### WHAT YOU WILL DO
Would you transcribe the whole listing exactly, minus its pictures?

--- RECORDS SHOWN ---

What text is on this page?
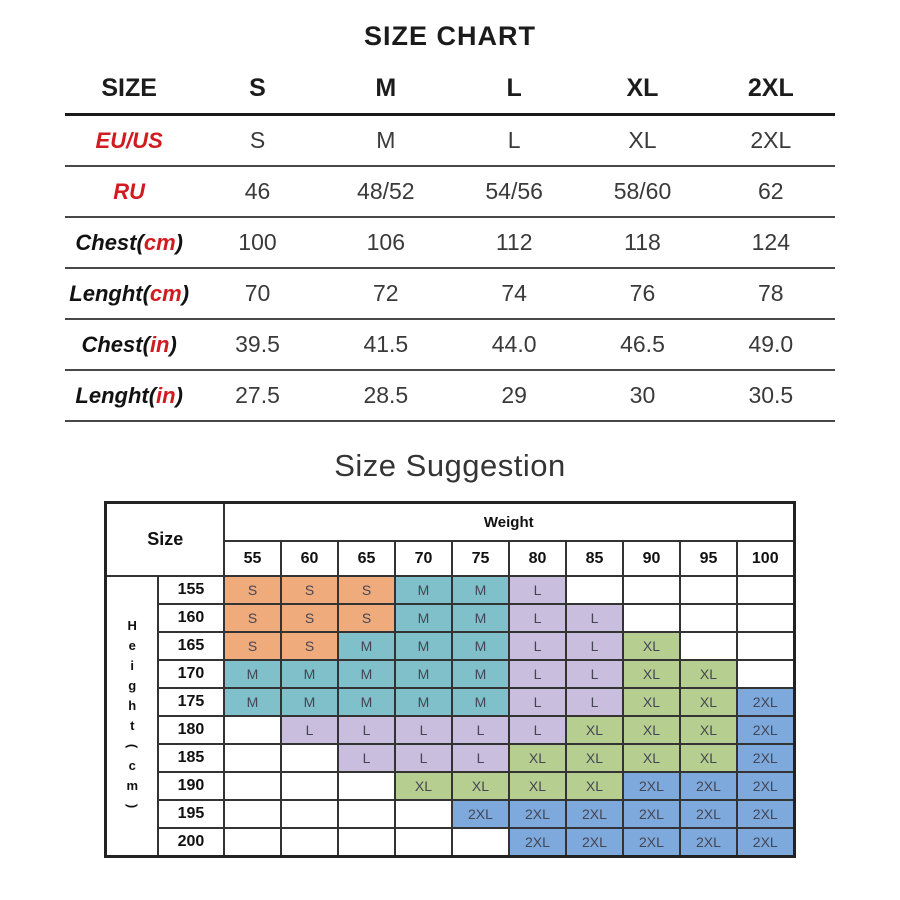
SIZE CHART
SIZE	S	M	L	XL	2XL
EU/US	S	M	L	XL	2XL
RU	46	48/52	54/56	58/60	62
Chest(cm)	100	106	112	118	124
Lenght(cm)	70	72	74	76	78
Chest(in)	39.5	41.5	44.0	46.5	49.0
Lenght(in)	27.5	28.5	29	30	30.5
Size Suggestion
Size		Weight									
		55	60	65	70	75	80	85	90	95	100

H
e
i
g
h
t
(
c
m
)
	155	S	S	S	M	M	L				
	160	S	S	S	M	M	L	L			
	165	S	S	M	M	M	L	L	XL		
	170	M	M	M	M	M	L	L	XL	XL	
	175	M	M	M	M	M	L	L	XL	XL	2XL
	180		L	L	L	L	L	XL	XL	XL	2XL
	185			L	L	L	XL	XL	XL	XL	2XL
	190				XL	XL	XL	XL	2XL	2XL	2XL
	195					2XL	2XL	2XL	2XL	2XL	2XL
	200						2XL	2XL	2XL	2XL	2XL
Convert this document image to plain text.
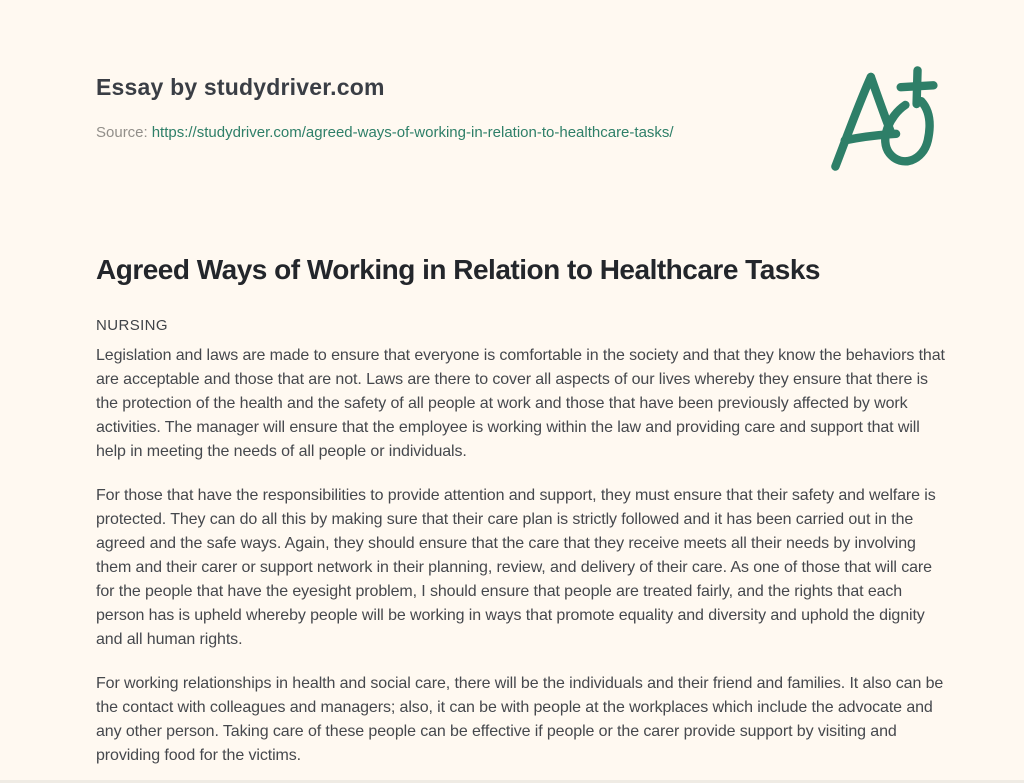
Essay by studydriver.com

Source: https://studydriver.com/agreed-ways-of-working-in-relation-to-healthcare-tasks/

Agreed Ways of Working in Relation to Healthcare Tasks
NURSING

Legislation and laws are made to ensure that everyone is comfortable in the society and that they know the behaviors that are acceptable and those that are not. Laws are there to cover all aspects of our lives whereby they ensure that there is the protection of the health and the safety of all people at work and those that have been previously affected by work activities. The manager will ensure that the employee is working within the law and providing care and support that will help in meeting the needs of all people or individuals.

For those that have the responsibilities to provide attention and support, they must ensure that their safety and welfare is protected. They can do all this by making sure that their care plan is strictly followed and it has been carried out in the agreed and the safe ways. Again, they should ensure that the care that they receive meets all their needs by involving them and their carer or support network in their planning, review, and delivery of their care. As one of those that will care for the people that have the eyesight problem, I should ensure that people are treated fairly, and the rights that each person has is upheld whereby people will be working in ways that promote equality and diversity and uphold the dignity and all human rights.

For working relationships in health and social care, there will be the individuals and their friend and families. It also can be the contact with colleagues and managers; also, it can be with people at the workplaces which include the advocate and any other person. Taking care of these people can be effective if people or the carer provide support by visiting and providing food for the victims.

---

### ANSWER TO THE PROBLEM
What text is on this page?
SIZE CHART
SIZE	S	M	L	XL	2XL
EU/US	S	M	L	XL	2XL
RU	46	48/52	54/56	58/60	62
Chest(cm)	100	106	112	118	124
Lenght(cm)	70	72	74	76	78
Chest(in)	39.5	41.5	44.0	46.5	49.0
Lenght(in)	27.5	28.5	29	30	30.5
Size Suggestion
Size		Weight									
		55	60	65	70	75	80	85	90	95	100

H
e
i
g
h
t
(
c
m
)
	155	S	S	S	M	M	L				
	160	S	S	S	M	M	L	L			
	165	S	S	M	M	M	L	L	XL		
	170	M	M	M	M	M	L	L	XL	XL	
	175	M	M	M	M	M	L	L	XL	XL	2XL
	180		L	L	L	L	L	XL	XL	XL	2XL
	185			L	L	L	XL	XL	XL	XL	2XL
	190				XL	XL	XL	XL	2XL	2XL	2XL
	195					2XL	2XL	2XL	2XL	2XL	2XL
	200						2XL	2XL	2XL	2XL	2XL
Convert this document image to plain text.
Essay by studydriver.com

Source: https://studydriver.com/agreed-ways-of-working-in-relation-to-healthcare-tasks/

Agreed Ways of Working in Relation to Healthcare Tasks
NURSING

Legislation and laws are made to ensure that everyone is comfortable in the society and that they know the behaviors that are acceptable and those that are not. Laws are there to cover all aspects of our lives whereby they ensure that there is the protection of the health and the safety of all people at work and those that have been previously affected by work activities. The manager will ensure that the employee is working within the law and providing care and support that will help in meeting the needs of all people or individuals.

For those that have the responsibilities to provide attention and support, they must ensure that their safety and welfare is protected. They can do all this by making sure that their care plan is strictly followed and it has been carried out in the agreed and the safe ways. Again, they should ensure that the care that they receive meets all their needs by involving them and their carer or support network in their planning, review, and delivery of their care. As one of those that will care for the people that have the eyesight problem, I should ensure that people are treated fairly, and the rights that each person has is upheld whereby people will be working in ways that promote equality and diversity and uphold the dignity and all human rights.

For working relationships in health and social care, there will be the individuals and their friend and families. It also can be the contact with colleagues and managers; also, it can be with people at the workplaces which include the advocate and any other person. Taking care of these people can be effective if people or the carer provide support by visiting and providing food for the victims.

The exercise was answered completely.